**DIRECTIVE**
Each record below should be output verbatim, without pictures.

SUPPLIED ENTRIES start

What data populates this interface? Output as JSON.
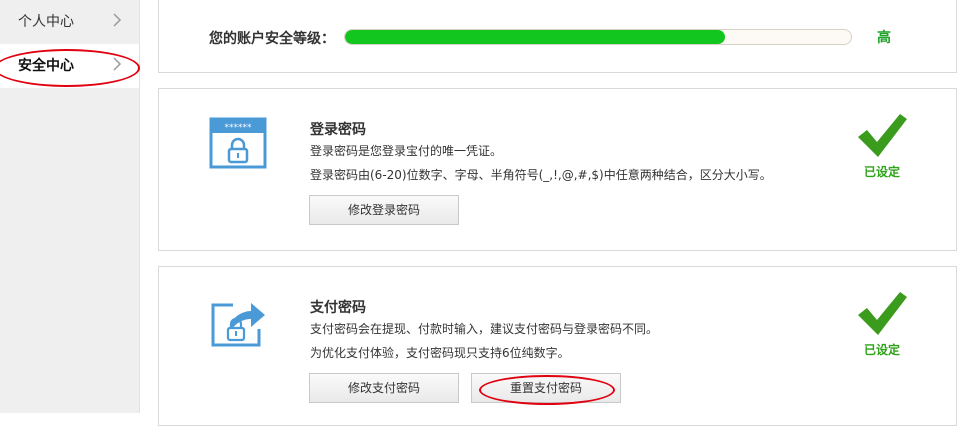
{
  "sidebar": {
    "items": [
      {
        "label": "个人中心",
        "active": false
      },
      {
        "label": "安全中心",
        "active": true
      }
    ]
  },
  "security_level": {
    "label": "您的账户安全等级：",
    "value": "高",
    "progress_fraction": 0.75,
    "fill_color": "#13c51f"
  },
  "login_password": {
    "title": "登录密码",
    "desc1": "登录密码是您登录宝付的唯一凭证。",
    "desc2": "登录密码由(6-20)位数字、字母、半角符号(_,!,@,#,$)中任意两种结合，区分大小写。",
    "button_label": "修改登录密码",
    "status": "已设定",
    "icon": "password-lock-icon",
    "icon_text": "******"
  },
  "pay_password": {
    "title": "支付密码",
    "desc1": "支付密码会在提现、付款时输入，建议支付密码与登录密码不同。",
    "desc2": "为优化支付体验，支付密码现只支持6位纯数字。",
    "modify_button_label": "修改支付密码",
    "reset_button_label": "重置支付密码",
    "status": "已设定",
    "icon": "share-lock-icon"
  },
  "colors": {
    "accent_green": "#1fa22a",
    "annotation_red": "#e0000f",
    "icon_blue": "#4a9ad8"
  }
}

SUPPLIED ENTRIES end

**WRITTEN ANSWER**
What data populates this interface? Output as JSON.
{
  "sidebar": {
    "items": [
      {
        "label": "个人中心",
        "active": false
      },
      {
        "label": "安全中心",
        "active": true
      }
    ]
  },
  "security_level": {
    "label": "您的账户安全等级：",
    "value": "高",
    "progress_fraction": 0.75,
    "fill_color": "#13c51f"
  },
  "login_password": {
    "title": "登录密码",
    "desc1": "登录密码是您登录宝付的唯一凭证。",
    "desc2": "登录密码由(6-20)位数字、字母、半角符号(_,!,@,#,$)中任意两种结合，区分大小写。",
    "button_label": "修改登录密码",
    "status": "已设定",
    "icon": "password-lock-icon",
    "icon_text": "******"
  },
  "pay_password": {
    "title": "支付密码",
    "desc1": "支付密码会在提现、付款时输入，建议支付密码与登录密码不同。",
    "desc2": "为优化支付体验，支付密码现只支持6位纯数字。",
    "modify_button_label": "修改支付密码",
    "reset_button_label": "重置支付密码",
    "status": "已设定",
    "icon": "share-lock-icon"
  },
  "colors": {
    "accent_green": "#1fa22a",
    "annotation_red": "#e0000f",
    "icon_blue": "#4a9ad8"
  }
}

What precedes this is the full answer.